# START OF Text block
So which platform are you worried about that doesn't have TSO and
doesn't implicit membars for CAS? I'm asking because the only reason
those changes should help your problem is if they massively penalize the
operation.
Joerg
From: yamt@netbsd.org (YAMAMOTO Takashi)
To: gnats-bugs@NetBSD.org
Cc: lib-bug-people@netbsd.org, gnats-admin@netbsd.org, netbsd-bugs@netbsd.org,
yamt@NetBSD.org
Subject: Re: lib/49816: rtld internal lock vs fork
Date: Mon, 6 Apr 2015 16:23:38 +0000 (UTC)
> > when a thread does fork(2), some other thread might hold _rtld_mutex.
> > in that case, the child process will likely deadlock soon because
> > of non-zero _rtld_mutex. i've observed the problem with open vswitch.
>
> Non-zero _rtld_mutex by itself should not be problem. The problem exists
> if another thread requires the exclusive lock. I do plan to rewrite rtld
> at some point to never require an exclusive lock for symbol look up, but
> that's far from trivial. In the old world before locking, you would just
> hit race conditions or not.
# END OF Text block
# START OF Extracted information
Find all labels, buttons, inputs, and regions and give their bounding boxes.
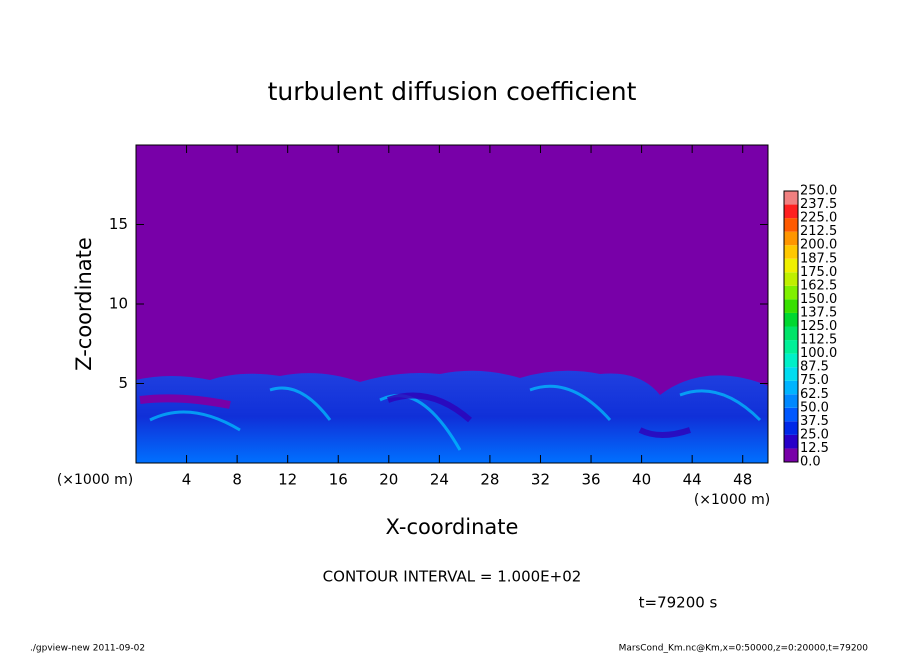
colorbar-label: 150.0 [800, 292, 837, 307]
eddy-streaks [149, 384, 762, 451]
contour-interval: CONTOUR INTERVAL = 1.000E+02 [323, 568, 582, 586]
colorbar-frame [783, 190, 799, 463]
x-tick-label: 44 [683, 471, 702, 489]
colorbar-label: 62.5 [800, 387, 829, 402]
colorbar-label: 162.5 [800, 278, 837, 293]
colorbar-band [784, 204, 798, 219]
colorbar-label: 112.5 [800, 333, 837, 348]
time-label: t=79200 s [639, 594, 718, 612]
x-tick-label: 48 [733, 471, 752, 489]
colorbar-label: 212.5 [800, 224, 837, 239]
field [136, 145, 768, 463]
colorbar-label: 0.0 [800, 455, 821, 470]
x-unit-label: (×1000 m) [57, 472, 133, 488]
colorbar-label: 187.5 [800, 251, 837, 266]
eddy-pocket [386, 392, 691, 438]
colorbar-band [784, 258, 798, 273]
colorbar-band [784, 285, 798, 300]
colorbar-label: 50.0 [800, 400, 829, 415]
x-tick-label: 12 [278, 471, 297, 489]
colorbar-band [784, 421, 798, 435]
colorbar-label: 125.0 [800, 319, 837, 334]
chart-title: turbulent diffusion coefficient [268, 77, 637, 106]
y-axis-label: Z-coordinate [72, 237, 96, 371]
x-tick-label: 28 [480, 471, 499, 489]
colorbar-label: 100.0 [800, 346, 837, 361]
colorbar-label: 200.0 [800, 238, 837, 253]
x-tick-label: 4 [182, 471, 192, 489]
colorbar-band [784, 367, 798, 381]
colorbar-label: 175.0 [800, 265, 837, 280]
colorbar-band [784, 340, 798, 354]
colorbar-band [784, 434, 798, 449]
colorbar-band [784, 394, 798, 408]
colorbar-band [784, 218, 798, 232]
colorbar-band [784, 380, 798, 395]
colorbar-band [784, 299, 798, 313]
colorbar-label: 12.5 [800, 441, 829, 456]
x-tick-label: 24 [430, 471, 449, 489]
colorbar-band [784, 245, 798, 259]
x-axis-label: X-coordinate [386, 515, 519, 539]
colorbar-label: 87.5 [800, 360, 829, 375]
colorbar-band [784, 353, 798, 368]
colorbar-band [784, 312, 798, 327]
y-tick-label: 15 [109, 215, 128, 233]
x-tick-label: 40 [632, 471, 651, 489]
colorbar-label: 25.0 [800, 427, 829, 442]
x-tick-label: 32 [531, 471, 550, 489]
x-tick-label: 20 [379, 471, 398, 489]
colorbar-band [784, 272, 798, 286]
colorbar-band [784, 407, 798, 422]
colorbar-label: 137.5 [800, 305, 837, 320]
colorbar-label: 37.5 [800, 414, 829, 429]
x-tick-label: 36 [581, 471, 600, 489]
footer-right: MarsCond_Km.nc@Km,x=0:50000,z=0:20000,t=… [619, 644, 869, 654]
eddy-pocket [139, 394, 231, 409]
colorbar-label: 225.0 [800, 211, 837, 226]
colorbar-band [784, 231, 798, 246]
y-tick-label: 10 [109, 295, 128, 313]
turbulent-layer [136, 370, 768, 463]
x-unit-label: (×1000 m) [694, 492, 770, 508]
colorbar-label: 75.0 [800, 373, 829, 388]
x-tick-label: 8 [232, 471, 242, 489]
x-tick-label: 16 [329, 471, 348, 489]
colorbar-label: 237.5 [800, 197, 837, 212]
colorbar-band [784, 326, 798, 341]
colorbar-band [784, 448, 798, 462]
colorbar-band [784, 191, 798, 205]
y-tick-label: 5 [118, 374, 128, 392]
footer-left: ./gpview-new 2011-09-02 [30, 644, 145, 654]
colorbar-label: 250.0 [800, 184, 837, 199]
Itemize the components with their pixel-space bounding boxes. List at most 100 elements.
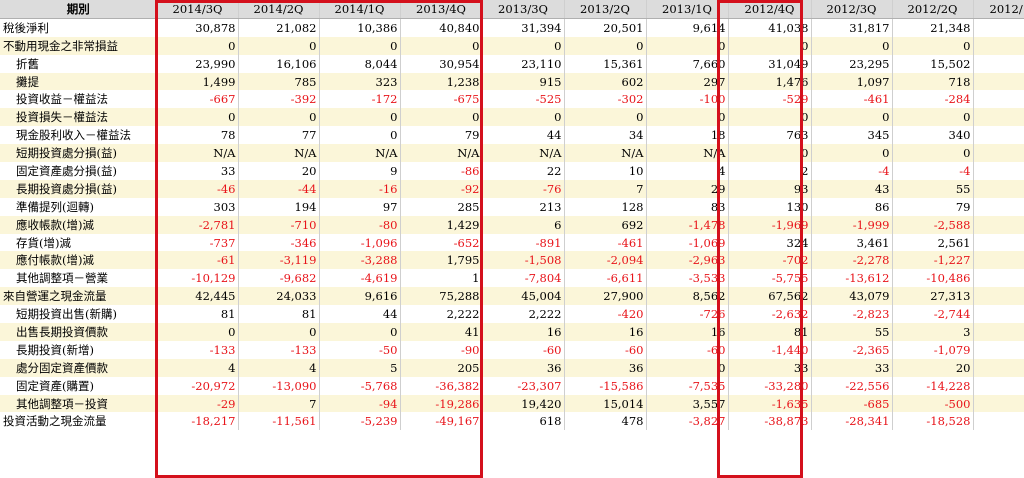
value-cell: 15,502 <box>892 54 974 73</box>
value-cell: 10 <box>564 162 647 180</box>
value-cell: 478 <box>564 412 647 431</box>
value-cell: -5,0 <box>973 269 1024 288</box>
row-label: 長期投資(新增) <box>0 340 158 359</box>
value-cell: 15,014 <box>564 394 647 413</box>
value-cell: -5,239 <box>319 412 401 431</box>
value-cell: N/A <box>646 144 729 163</box>
value-cell: -3,119 <box>238 251 320 270</box>
value-cell: 79 <box>892 197 974 216</box>
value-cell: 618 <box>482 412 565 431</box>
value-cell: 0 <box>238 323 320 341</box>
value-cell: 81 <box>157 305 239 324</box>
value-cell: 0 <box>238 36 320 55</box>
value-cell <box>973 179 1024 198</box>
value-cell: 9,8 <box>973 18 1024 37</box>
value-cell: 0 <box>892 36 974 55</box>
row-label: 投資收益－權益法 <box>0 90 158 109</box>
value-cell: 0 <box>400 108 483 127</box>
value-cell: 1,499 <box>157 72 239 91</box>
value-cell: -1,999 <box>811 215 893 234</box>
value-cell: 41,038 <box>728 18 812 37</box>
value-cell: -3,2 <box>973 305 1024 324</box>
table-row: 投資收益－權益法 -667 -392 -172 -675 -525 -302 -100 -529… <box>0 90 1024 109</box>
value-cell: 323 <box>319 72 401 91</box>
table-row: 攤提 1,499 785 323 1,238 915 602 297 1,476 1,097 718… <box>0 72 1024 91</box>
value-cell: -710 <box>238 215 320 234</box>
table-row: 應收帳款(增)減 -2,781 -710 -80 1,429 6 692 -1,478 -1,9… <box>0 215 1024 234</box>
value-cell: -1,079 <box>892 340 974 359</box>
value-cell: 9,616 <box>319 287 401 306</box>
value-cell: 16 <box>564 323 647 341</box>
value-cell: 0 <box>892 108 974 127</box>
value-cell: -1,069 <box>646 233 729 252</box>
value-cell: -726 <box>646 305 729 324</box>
value-cell: -36,382 <box>400 376 483 395</box>
table-row: 出售長期投資價款 0 0 0 41 16 16 16 81 55 3 <box>0 323 1024 341</box>
value-cell: -525 <box>482 90 565 109</box>
value-cell: 31,049 <box>728 54 812 73</box>
value-cell: 36 <box>564 358 647 377</box>
value-cell: -5,755 <box>728 269 812 288</box>
value-cell: 205 <box>400 358 483 377</box>
value-cell: -461 <box>811 90 893 109</box>
value-cell: 0 <box>157 323 239 341</box>
value-cell: 81 <box>728 323 812 341</box>
value-cell: -86 <box>400 162 483 180</box>
value-cell: -420 <box>564 305 647 324</box>
value-cell: N/A <box>157 144 239 163</box>
value-cell: 0 <box>811 144 893 163</box>
value-cell <box>973 144 1024 163</box>
value-cell: 297 <box>646 72 729 91</box>
value-cell: -1,440 <box>728 340 812 359</box>
table-row: 固定資產處分損(益) 33 20 9 -86 22 10 4 2 -4 -4 <box>0 162 1024 180</box>
row-label: 來自營運之現金流量 <box>0 287 158 306</box>
value-cell: -19,286 <box>400 394 483 413</box>
value-cell: 4 <box>238 358 320 377</box>
value-cell: -2,963 <box>646 251 729 270</box>
value-cell: -100 <box>646 90 729 109</box>
value-cell: 0 <box>157 108 239 127</box>
value-cell: -3,533 <box>646 269 729 288</box>
value-cell: -2,0 <box>973 251 1024 270</box>
value-cell: 15,361 <box>564 54 647 73</box>
value-cell: -94 <box>319 394 401 413</box>
value-cell: -2,744 <box>892 305 974 324</box>
value-cell: 30,954 <box>400 54 483 73</box>
value-cell: 3 <box>892 323 974 341</box>
value-cell: -50 <box>319 340 401 359</box>
value-cell: 27,900 <box>564 287 647 306</box>
value-cell: -133 <box>238 340 320 359</box>
value-cell: 97 <box>319 197 401 216</box>
value-cell: 43,079 <box>811 287 893 306</box>
value-cell: -284 <box>892 90 974 109</box>
value-cell: -3,827 <box>646 412 729 431</box>
value-cell: 2,222 <box>400 305 483 324</box>
value-cell: -44 <box>238 179 320 198</box>
value-cell: 21,348 <box>892 18 974 37</box>
table-row: 處分固定資產價款 4 4 5 205 36 36 0 33 33 20 <box>0 358 1024 377</box>
value-cell: 0 <box>646 36 729 55</box>
value-cell: 7,660 <box>646 54 729 73</box>
value-cell: 0 <box>564 36 647 55</box>
value-cell: 67,562 <box>728 287 812 306</box>
value-cell: -4 <box>973 340 1024 359</box>
value-cell: 5 <box>319 358 401 377</box>
value-cell: 0 <box>319 36 401 55</box>
value-cell: -4 <box>892 162 974 180</box>
value-cell: -6,611 <box>564 269 647 288</box>
cash-flow-body: 稅後淨利 30,878 21,082 10,386 40,840 31,394 20,501… <box>0 18 1024 431</box>
value-cell: -60 <box>482 340 565 359</box>
value-cell: 345 <box>811 126 893 145</box>
value-cell: -11,561 <box>238 412 320 431</box>
value-cell <box>973 36 1024 55</box>
period-header: 2014/3Q <box>157 0 239 19</box>
row-label: 稅後淨利 <box>0 18 158 37</box>
value-cell: -133 <box>157 340 239 359</box>
value-cell: 3,557 <box>646 394 729 413</box>
value-cell: 0 <box>564 108 647 127</box>
row-label: 存貨(增)減 <box>0 233 158 252</box>
period-header-label: 期別 <box>0 0 158 19</box>
value-cell: -1,969 <box>728 215 812 234</box>
value-cell: 602 <box>564 72 647 91</box>
value-cell: -10,486 <box>892 269 974 288</box>
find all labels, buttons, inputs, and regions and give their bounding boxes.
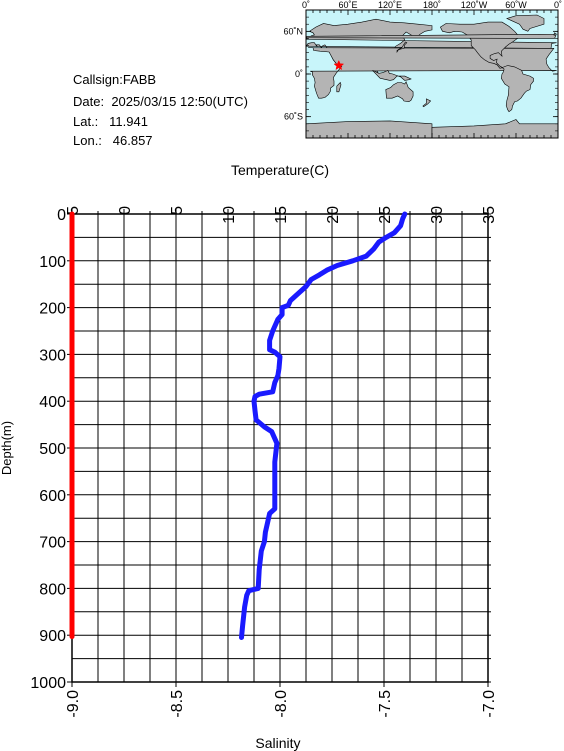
temperature-tick-label: 25 (377, 206, 394, 224)
temperature-tick-label: 30 (429, 206, 446, 224)
map-lon-label: 60˚E (338, 0, 357, 10)
salinity-axis-label: Salinity (255, 735, 300, 751)
map-lon-label: 0˚ (302, 0, 310, 10)
callsign-line: Callsign:FABB (73, 72, 156, 88)
salinity-tick-label: -7.0 (481, 690, 498, 718)
chart-series (69, 211, 408, 640)
temperature-profile-line (239, 211, 408, 640)
south-america-land (500, 65, 534, 113)
lat-line: Lat.: 11.941 (73, 114, 148, 130)
uk-land (306, 32, 558, 39)
depth-tick-label: 300 (39, 347, 66, 364)
north-america-land (440, 21, 520, 69)
station-marker-icon (333, 59, 345, 71)
depth-tick-label: 400 (39, 394, 66, 411)
greenland-land (506, 14, 545, 32)
map-lon-label: 180˚ (423, 0, 441, 10)
lon-line: Lon.: 46.857 (73, 133, 153, 149)
location-map: 0˚ 60˚E 120˚E 180˚ 120˚W 60˚W 0˚ 60˚N 0˚ 60˚S (283, 0, 562, 139)
temperature-tick-label: 10 (221, 206, 238, 224)
temperature-axis-label: Temperature(C) (231, 162, 329, 178)
depth-tick-label: 500 (39, 441, 66, 458)
japan-land (396, 41, 408, 54)
chart-grid (71, 213, 489, 683)
depth-tick-label: 600 (39, 488, 66, 505)
temperature-tick-label: 35 (481, 206, 498, 224)
lon-label: Lon.: (73, 133, 102, 148)
antarctica-west-land (431, 119, 558, 138)
temperature-tick-label: 15 (273, 206, 290, 224)
date-label: Date: (73, 94, 105, 109)
new-zealand-land (422, 98, 432, 108)
madagascar-land (336, 81, 342, 93)
temperature-tick-label: 0 (117, 206, 134, 215)
map-lon-label: 120˚E (378, 0, 402, 10)
temperature-tick-label: 5 (169, 206, 186, 215)
map-lat-label: 0˚ (295, 69, 303, 79)
indonesia-land (372, 70, 412, 81)
depth-axis-label: Depth(m) (0, 421, 14, 475)
salinity-tick-label: -8.0 (273, 690, 290, 718)
map-lat-label: 60˚S (284, 112, 303, 122)
depth-tick-label: 200 (39, 301, 66, 318)
map-lon-label: 120˚W (461, 0, 488, 10)
map-lon-label: 0˚ (554, 0, 562, 10)
salinity-tick-label: -9.0 (65, 690, 82, 718)
map-land-group (306, 14, 558, 138)
depth-tick-label: 100 (39, 254, 66, 271)
salinity-tick-label: -7.5 (377, 690, 394, 718)
depth-tick-label: 0 (57, 207, 66, 224)
depth-tick-label: 900 (39, 628, 66, 645)
lon-value: 46.857 (112, 133, 153, 148)
antarctica-land (306, 120, 433, 138)
lat-label: Lat.: (73, 114, 99, 129)
map-lon-label: 60˚W (505, 0, 527, 10)
salinity-tick-label: -8.5 (169, 690, 186, 718)
depth-tick-label: 1000 (30, 675, 66, 692)
lat-value: 11.941 (109, 114, 148, 129)
callsign-value: FABB (122, 72, 157, 87)
depth-tick-label: 800 (39, 581, 66, 598)
depth-tick-label: 700 (39, 535, 66, 552)
australia-land (385, 81, 414, 103)
map-lat-label: 60˚N (283, 26, 303, 36)
callsign-label: Callsign: (73, 72, 123, 87)
date-value: 2025/03/15 12:50(UTC) (111, 94, 248, 109)
date-line: Date: 2025/03/15 12:50(UTC) (73, 94, 248, 110)
chart-axes: -5 0 5 10 15 20 25 30 35-9.0 -8.5 -8.0 -7.5 -7.00100… (30, 206, 498, 718)
temperature-tick-label: 20 (325, 206, 342, 224)
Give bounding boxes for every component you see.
# END OF Extracted information
What to work on: Say yes or no to each statement about the text on the rtld lock and fork, quoting the words of the text that decide it: (a) a child process is likely to deadlock if another thread holds _rtld_mutex when fork(2) is called; (b) a non-zero _rtld_mutex is a problem on its own; (c) rewriting rtld so that symbol look up never needs an exclusive lock is easy.

Exercise output:
(a) Yes: "the child process will likely deadlock soon"
(b) No: "Non-zero _rtld_mutex by itself should not be problem."
(c) No: "that's far from trivial."